Source document >>
▶
In some ways it's too early to review this book. It will merit its stars if I'm still using his system in five years time.On the other hand, I tried some of his ideas last week and I feel a lot more in control of my office. I "declared a backlog" and put a whole pile of papers in the bottom drawer of a filing cabinet. I then dealt with each day's paperwork the following day and chipped away at the backlog when I could. The bottom drawer is now empty and I have a "closed list" of actions waitng for me on Monday morning. Of course there are some situations that do need to be dealt with immediately, but I'm in a better mental state for these.

I've previously been an adherant of David Allen and his "Getting Things Done" mantra. Whilst there's a lot of value in that - particularly the advice on Weekly Reviews, identifying Desirable Outcomes and Next Actions - I've tended to build up a lot of open lists for each "context for action".
◀
[Element and coordinate records]
▶
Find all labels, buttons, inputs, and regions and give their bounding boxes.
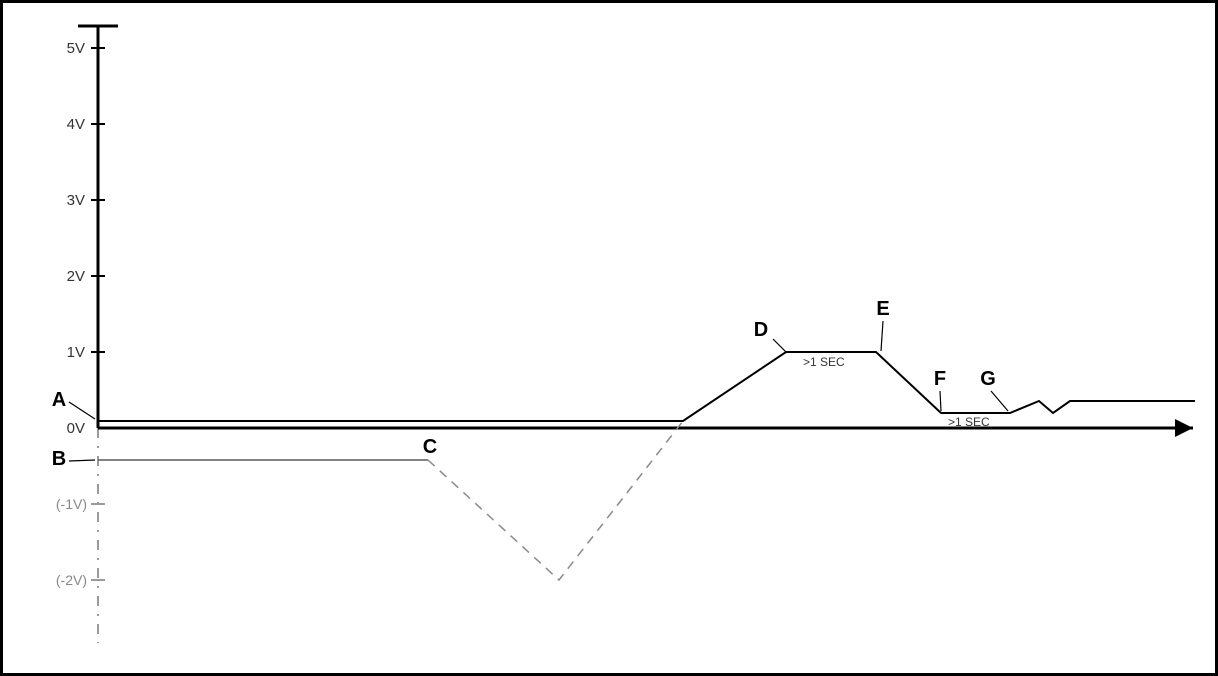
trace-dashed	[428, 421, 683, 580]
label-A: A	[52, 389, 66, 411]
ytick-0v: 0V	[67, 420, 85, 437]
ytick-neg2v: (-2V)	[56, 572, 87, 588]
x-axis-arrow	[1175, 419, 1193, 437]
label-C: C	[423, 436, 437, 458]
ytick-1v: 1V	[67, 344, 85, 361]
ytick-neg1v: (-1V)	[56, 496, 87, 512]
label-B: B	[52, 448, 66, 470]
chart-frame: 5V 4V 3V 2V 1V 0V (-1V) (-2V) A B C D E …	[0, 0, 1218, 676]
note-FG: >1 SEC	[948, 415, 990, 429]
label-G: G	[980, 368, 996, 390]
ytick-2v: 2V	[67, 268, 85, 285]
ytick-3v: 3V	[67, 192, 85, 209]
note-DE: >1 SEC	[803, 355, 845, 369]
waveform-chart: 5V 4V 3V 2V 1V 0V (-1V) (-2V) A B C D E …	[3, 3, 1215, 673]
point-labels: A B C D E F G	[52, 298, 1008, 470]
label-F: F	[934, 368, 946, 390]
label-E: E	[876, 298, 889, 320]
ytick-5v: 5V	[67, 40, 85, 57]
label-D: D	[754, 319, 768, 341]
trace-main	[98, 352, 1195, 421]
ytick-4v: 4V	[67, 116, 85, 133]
◀
Goal >>
Print the stretch of the book review from "In some ways" through "state for these.". The material has no connection to the book review.

Solution to this exercise >>
In some ways it's too early to review this book. It will merit its stars if I'm still using his system in five years time.On the other hand, I tried some of his ideas last week and I feel a lot more in control of my office. I "declared a backlog" and put a whole pile of papers in the bottom drawer of a filing cabinet. I then dealt with each day's paperwork the following day and chipped away at the backlog when I could. The bottom drawer is now empty and I have a "closed list" of actions waitng for me on Monday morning. Of course there are some situations that do need to be dealt with immediately, but I'm in a better mental state for these.